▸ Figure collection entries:
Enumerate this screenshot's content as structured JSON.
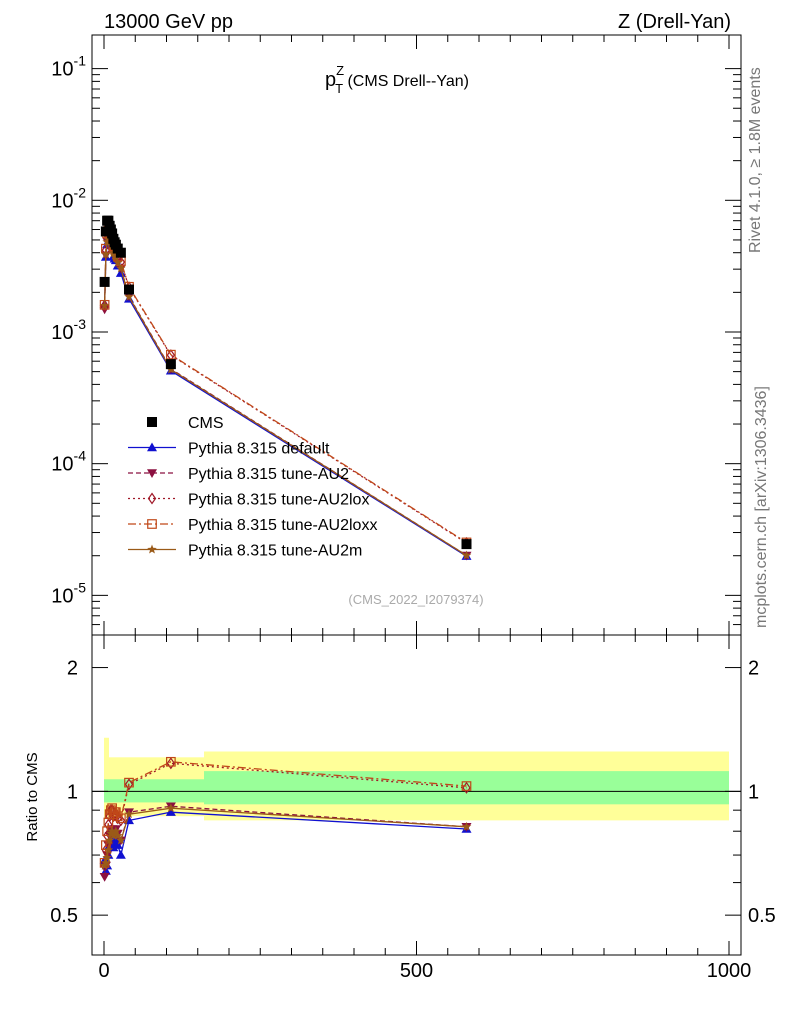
{
  "header": {
    "left": "13000 GeV pp",
    "right": "Z (Drell-Yan)"
  },
  "side_labels": {
    "rivet": "Rivet 4.1.0, ≥ 1.8M events",
    "mcplots": "mcplots.cern.ch [arXiv:1306.3436]"
  },
  "plot_title": {
    "main": "p",
    "sup": "Z",
    "sub": "T",
    "rest": " (CMS Drell--Yan)"
  },
  "analysis_id": "(CMS_2022_I2079374)",
  "colors": {
    "data": "#000000",
    "default": "#1010d0",
    "au2": "#8b1040",
    "au2lox": "#a01828",
    "au2loxx": "#c04818",
    "au2m": "#9a5a18",
    "band_inner": "#99ff99",
    "band_outer": "#ffff99"
  },
  "chart_data": {
    "type": "line",
    "x_axis": {
      "range": [
        -20,
        1000
      ],
      "ticks": [
        0,
        500,
        1000
      ],
      "tick_labels": [
        "0",
        "500",
        "1000"
      ]
    },
    "main_panel": {
      "y_scale": "log",
      "y_range": [
        5e-06,
        0.18
      ],
      "y_ticks": [
        {
          "exp": "-1",
          "value": 0.1
        },
        {
          "exp": "-2",
          "value": 0.01
        },
        {
          "exp": "-3",
          "value": 0.001
        },
        {
          "exp": "-4",
          "value": 0.0001
        },
        {
          "exp": "-5",
          "value": 1e-05
        }
      ],
      "y_tick_base": "10"
    },
    "ratio_panel": {
      "ylabel": "Ratio to CMS",
      "y_scale": "log",
      "y_range": [
        0.4,
        2.4
      ],
      "y_ticks": [
        0.5,
        1,
        2
      ],
      "y_tick_labels": [
        "0.5",
        "1",
        "2"
      ],
      "band_inner": [
        {
          "x0": 0,
          "x1": 160,
          "lo": 0.94,
          "hi": 1.07
        },
        {
          "x0": 160,
          "x1": 1000,
          "lo": 0.93,
          "hi": 1.12
        }
      ],
      "band_outer": [
        {
          "x0": 0,
          "x1": 8,
          "lo": 0.86,
          "hi": 1.35
        },
        {
          "x0": 8,
          "x1": 160,
          "lo": 0.87,
          "hi": 1.21
        },
        {
          "x0": 160,
          "x1": 1000,
          "lo": 0.85,
          "hi": 1.25
        }
      ]
    },
    "legend": [
      "CMS",
      "Pythia 8.315 default",
      "Pythia 8.315 tune-AU2",
      "Pythia 8.315 tune-AU2lox",
      "Pythia 8.315 tune-AU2loxx",
      "Pythia 8.315 tune-AU2m"
    ],
    "data_points": {
      "x": [
        1,
        3,
        5,
        7,
        9,
        11,
        13,
        15,
        17,
        19,
        22,
        27,
        40,
        107,
        580
      ],
      "y": [
        0.0024,
        0.0058,
        0.007,
        0.007,
        0.0064,
        0.006,
        0.0056,
        0.0051,
        0.0048,
        0.0046,
        0.0043,
        0.004,
        0.0021,
        0.00057,
        2.45e-05
      ]
    },
    "series": [
      {
        "name": "Pythia 8.315 default",
        "key": "default",
        "marker": "triangle-up",
        "dash": "",
        "ratio": [
          0.68,
          0.64,
          0.66,
          0.7,
          0.74,
          0.76,
          0.76,
          0.73,
          0.75,
          0.76,
          0.74,
          0.7,
          0.85,
          0.89,
          0.81
        ]
      },
      {
        "name": "Pythia 8.315 tune-AU2",
        "key": "au2",
        "marker": "triangle-down",
        "dash": "5,3",
        "ratio": [
          0.62,
          0.66,
          0.7,
          0.74,
          0.78,
          0.8,
          0.81,
          0.79,
          0.8,
          0.81,
          0.79,
          0.76,
          0.89,
          0.92,
          0.82
        ]
      },
      {
        "name": "Pythia 8.315 tune-AU2lox",
        "key": "au2lox",
        "marker": "diamond",
        "dash": "2,3",
        "ratio": [
          0.66,
          0.72,
          0.78,
          0.83,
          0.87,
          0.9,
          0.9,
          0.87,
          0.88,
          0.88,
          0.86,
          0.85,
          1.04,
          1.17,
          1.02
        ]
      },
      {
        "name": "Pythia 8.315 tune-AU2loxx",
        "key": "au2loxx",
        "marker": "square-open",
        "dash": "8,3,2,3",
        "ratio": [
          0.67,
          0.74,
          0.8,
          0.84,
          0.88,
          0.9,
          0.91,
          0.88,
          0.89,
          0.89,
          0.87,
          0.86,
          1.05,
          1.18,
          1.03
        ]
      },
      {
        "name": "Pythia 8.315 tune-AU2m",
        "key": "au2m",
        "marker": "star",
        "dash": "",
        "ratio": [
          0.66,
          0.67,
          0.69,
          0.72,
          0.76,
          0.79,
          0.8,
          0.78,
          0.79,
          0.8,
          0.78,
          0.76,
          0.88,
          0.91,
          0.82
        ]
      }
    ]
  }
}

▸ PROBLEM REQUIREMENTS:
Gather each line of the records holding the string "tune".

▸ RESPONSE BELOW:
      "Pythia 8.315 tune-AU2",
      "Pythia 8.315 tune-AU2lox",
      "Pythia 8.315 tune-AU2loxx",
      "Pythia 8.315 tune-AU2m"
        "name": "Pythia 8.315 tune-AU2",
        "name": "Pythia 8.315 tune-AU2lox",
        "name": "Pythia 8.315 tune-AU2loxx",
        "name": "Pythia 8.315 tune-AU2m",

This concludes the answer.